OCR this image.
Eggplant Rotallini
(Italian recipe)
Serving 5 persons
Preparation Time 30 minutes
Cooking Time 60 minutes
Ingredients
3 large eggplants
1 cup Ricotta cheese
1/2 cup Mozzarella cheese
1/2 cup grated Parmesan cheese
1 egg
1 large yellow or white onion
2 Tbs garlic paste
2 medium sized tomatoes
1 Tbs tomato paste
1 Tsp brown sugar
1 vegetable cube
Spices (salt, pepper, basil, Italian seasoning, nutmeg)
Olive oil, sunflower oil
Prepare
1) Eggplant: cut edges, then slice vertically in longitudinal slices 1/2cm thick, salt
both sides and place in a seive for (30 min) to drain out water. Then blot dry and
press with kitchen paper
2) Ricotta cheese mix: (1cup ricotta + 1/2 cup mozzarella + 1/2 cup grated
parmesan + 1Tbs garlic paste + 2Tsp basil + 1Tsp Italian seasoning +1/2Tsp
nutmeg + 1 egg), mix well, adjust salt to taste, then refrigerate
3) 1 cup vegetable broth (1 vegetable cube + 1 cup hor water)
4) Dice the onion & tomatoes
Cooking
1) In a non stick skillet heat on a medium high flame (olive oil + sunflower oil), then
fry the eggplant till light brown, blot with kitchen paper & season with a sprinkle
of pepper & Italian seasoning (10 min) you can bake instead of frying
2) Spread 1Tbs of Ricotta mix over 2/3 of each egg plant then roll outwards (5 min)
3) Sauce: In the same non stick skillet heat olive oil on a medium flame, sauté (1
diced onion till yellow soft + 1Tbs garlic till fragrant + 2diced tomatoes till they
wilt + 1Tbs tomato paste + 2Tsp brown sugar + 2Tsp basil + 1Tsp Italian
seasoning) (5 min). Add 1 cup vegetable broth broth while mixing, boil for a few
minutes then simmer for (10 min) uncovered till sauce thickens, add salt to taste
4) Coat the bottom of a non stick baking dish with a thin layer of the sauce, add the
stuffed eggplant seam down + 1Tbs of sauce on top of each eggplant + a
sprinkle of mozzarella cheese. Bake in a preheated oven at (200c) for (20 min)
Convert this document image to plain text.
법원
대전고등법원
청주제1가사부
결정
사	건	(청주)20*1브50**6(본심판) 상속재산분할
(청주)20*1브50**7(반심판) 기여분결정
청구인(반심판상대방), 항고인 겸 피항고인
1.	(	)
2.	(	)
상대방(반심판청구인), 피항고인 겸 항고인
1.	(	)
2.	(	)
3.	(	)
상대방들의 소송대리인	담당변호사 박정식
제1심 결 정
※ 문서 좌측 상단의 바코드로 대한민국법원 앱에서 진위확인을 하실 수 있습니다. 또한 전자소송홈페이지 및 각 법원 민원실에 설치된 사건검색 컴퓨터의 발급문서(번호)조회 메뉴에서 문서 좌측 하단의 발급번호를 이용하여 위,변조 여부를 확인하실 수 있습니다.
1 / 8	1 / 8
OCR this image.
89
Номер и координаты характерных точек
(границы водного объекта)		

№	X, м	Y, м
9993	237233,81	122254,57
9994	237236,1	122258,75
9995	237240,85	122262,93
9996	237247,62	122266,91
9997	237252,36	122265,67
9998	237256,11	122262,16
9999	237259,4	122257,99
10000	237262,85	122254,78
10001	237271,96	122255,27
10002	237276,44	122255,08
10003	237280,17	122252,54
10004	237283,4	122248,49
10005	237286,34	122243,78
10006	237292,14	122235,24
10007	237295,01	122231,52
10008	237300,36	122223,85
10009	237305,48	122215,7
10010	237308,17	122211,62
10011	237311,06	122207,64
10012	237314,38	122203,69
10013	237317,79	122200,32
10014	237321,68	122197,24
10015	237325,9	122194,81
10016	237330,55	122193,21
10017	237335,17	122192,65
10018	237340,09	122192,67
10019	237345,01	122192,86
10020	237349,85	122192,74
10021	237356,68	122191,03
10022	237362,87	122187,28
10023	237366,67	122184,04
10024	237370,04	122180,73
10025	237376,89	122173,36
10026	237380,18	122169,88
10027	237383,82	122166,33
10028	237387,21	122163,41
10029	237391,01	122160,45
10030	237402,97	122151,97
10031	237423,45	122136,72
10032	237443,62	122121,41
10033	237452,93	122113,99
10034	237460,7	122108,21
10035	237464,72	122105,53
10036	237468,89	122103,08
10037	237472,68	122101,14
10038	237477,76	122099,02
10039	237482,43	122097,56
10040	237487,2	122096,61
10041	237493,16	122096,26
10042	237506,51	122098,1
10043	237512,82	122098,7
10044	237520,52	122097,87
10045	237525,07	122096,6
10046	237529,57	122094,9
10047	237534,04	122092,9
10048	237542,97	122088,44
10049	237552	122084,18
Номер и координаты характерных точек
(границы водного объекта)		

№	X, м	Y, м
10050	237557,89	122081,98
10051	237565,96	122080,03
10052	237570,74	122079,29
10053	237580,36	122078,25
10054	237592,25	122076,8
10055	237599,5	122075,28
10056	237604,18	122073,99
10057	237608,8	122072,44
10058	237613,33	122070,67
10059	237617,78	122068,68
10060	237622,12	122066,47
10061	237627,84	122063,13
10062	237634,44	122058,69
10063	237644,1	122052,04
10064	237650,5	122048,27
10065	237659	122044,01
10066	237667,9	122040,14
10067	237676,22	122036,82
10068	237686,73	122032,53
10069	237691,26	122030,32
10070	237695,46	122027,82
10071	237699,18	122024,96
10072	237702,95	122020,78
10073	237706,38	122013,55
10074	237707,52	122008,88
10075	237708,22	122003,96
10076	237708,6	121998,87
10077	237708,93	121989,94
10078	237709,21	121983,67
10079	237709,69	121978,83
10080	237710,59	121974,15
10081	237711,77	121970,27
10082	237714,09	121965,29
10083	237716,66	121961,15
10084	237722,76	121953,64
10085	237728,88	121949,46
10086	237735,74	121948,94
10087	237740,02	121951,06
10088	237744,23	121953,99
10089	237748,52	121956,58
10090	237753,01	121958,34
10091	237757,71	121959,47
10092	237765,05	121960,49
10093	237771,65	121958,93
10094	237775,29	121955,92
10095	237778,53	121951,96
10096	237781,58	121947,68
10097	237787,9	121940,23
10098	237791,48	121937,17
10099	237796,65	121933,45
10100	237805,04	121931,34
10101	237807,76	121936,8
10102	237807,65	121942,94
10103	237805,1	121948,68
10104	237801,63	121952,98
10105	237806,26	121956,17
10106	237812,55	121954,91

• • • • •

TO BE DONE
Report how many lines in the data contain the word "Italian", with no words besides the number.

RESPONSE FOR THIS EXERCISE
5